## DATA PROVIDED
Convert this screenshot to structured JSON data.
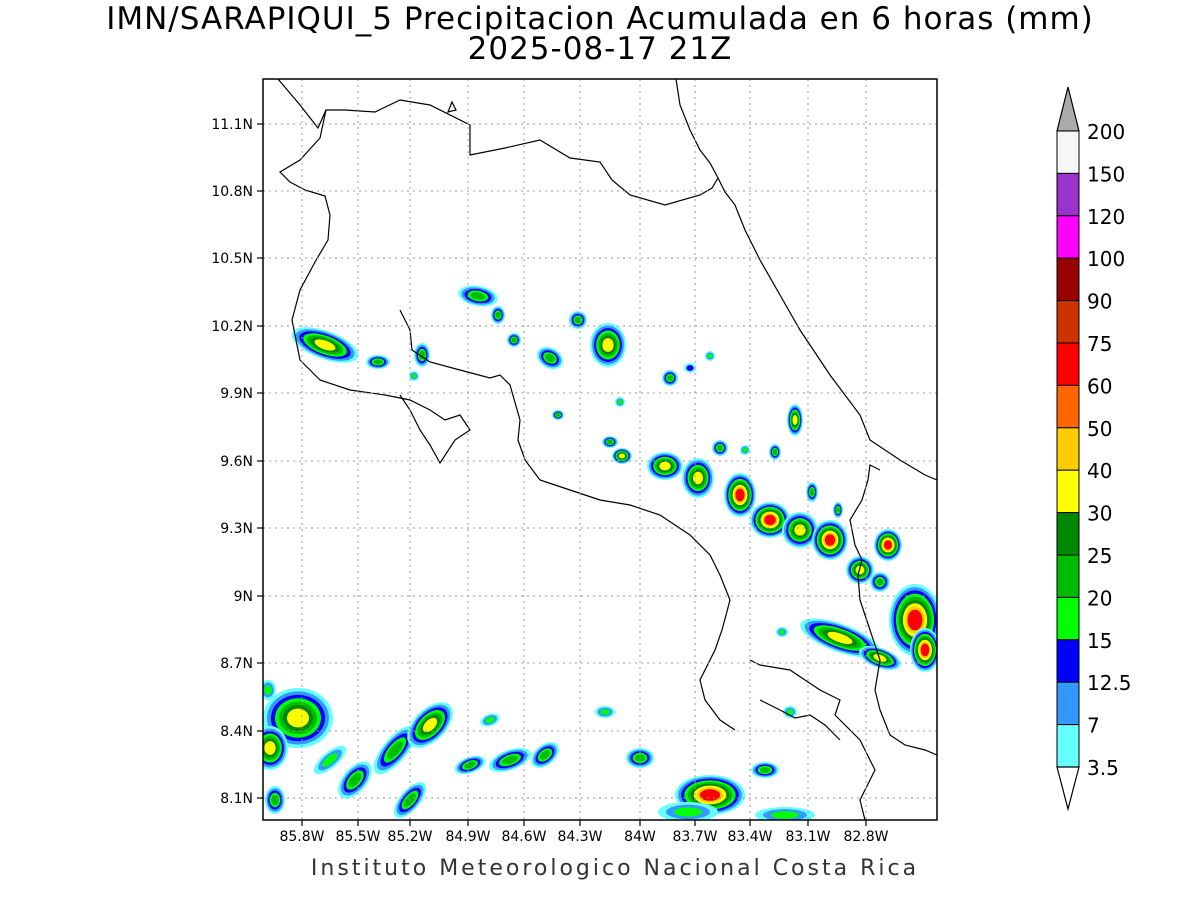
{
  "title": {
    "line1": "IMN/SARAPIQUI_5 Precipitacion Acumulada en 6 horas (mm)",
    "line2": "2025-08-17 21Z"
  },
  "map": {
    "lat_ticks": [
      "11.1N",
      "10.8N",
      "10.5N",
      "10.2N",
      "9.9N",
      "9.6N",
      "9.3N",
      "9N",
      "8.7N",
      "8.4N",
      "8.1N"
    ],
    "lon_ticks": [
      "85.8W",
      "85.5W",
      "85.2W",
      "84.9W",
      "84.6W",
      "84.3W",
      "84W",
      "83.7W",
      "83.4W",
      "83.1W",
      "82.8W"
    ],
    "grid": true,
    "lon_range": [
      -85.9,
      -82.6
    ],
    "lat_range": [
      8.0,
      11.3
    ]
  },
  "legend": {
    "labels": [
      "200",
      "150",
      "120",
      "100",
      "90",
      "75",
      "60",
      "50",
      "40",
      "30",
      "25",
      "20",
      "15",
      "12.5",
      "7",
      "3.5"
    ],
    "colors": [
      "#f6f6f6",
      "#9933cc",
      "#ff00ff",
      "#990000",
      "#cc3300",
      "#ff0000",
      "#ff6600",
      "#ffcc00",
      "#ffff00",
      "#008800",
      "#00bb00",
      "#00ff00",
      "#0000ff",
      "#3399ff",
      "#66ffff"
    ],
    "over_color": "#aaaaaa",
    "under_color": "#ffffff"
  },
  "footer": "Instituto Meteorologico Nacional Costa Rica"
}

## YOUR TASK
Will you restate every entry word for word and omit the images?

## SOLUTION TO THIS PROBLEM
Convert this screenshot to structured JSON data.
{
  "title": {
    "line1": "IMN/SARAPIQUI_5 Precipitacion Acumulada en 6 horas (mm)",
    "line2": "2025-08-17 21Z"
  },
  "map": {
    "lat_ticks": [
      "11.1N",
      "10.8N",
      "10.5N",
      "10.2N",
      "9.9N",
      "9.6N",
      "9.3N",
      "9N",
      "8.7N",
      "8.4N",
      "8.1N"
    ],
    "lon_ticks": [
      "85.8W",
      "85.5W",
      "85.2W",
      "84.9W",
      "84.6W",
      "84.3W",
      "84W",
      "83.7W",
      "83.4W",
      "83.1W",
      "82.8W"
    ],
    "grid": true,
    "lon_range": [
      -85.9,
      -82.6
    ],
    "lat_range": [
      8.0,
      11.3
    ]
  },
  "legend": {
    "labels": [
      "200",
      "150",
      "120",
      "100",
      "90",
      "75",
      "60",
      "50",
      "40",
      "30",
      "25",
      "20",
      "15",
      "12.5",
      "7",
      "3.5"
    ],
    "colors": [
      "#f6f6f6",
      "#9933cc",
      "#ff00ff",
      "#990000",
      "#cc3300",
      "#ff0000",
      "#ff6600",
      "#ffcc00",
      "#ffff00",
      "#008800",
      "#00bb00",
      "#00ff00",
      "#0000ff",
      "#3399ff",
      "#66ffff"
    ],
    "over_color": "#aaaaaa",
    "under_color": "#ffffff"
  },
  "footer": "Instituto Meteorologico Nacional Costa Rica"
}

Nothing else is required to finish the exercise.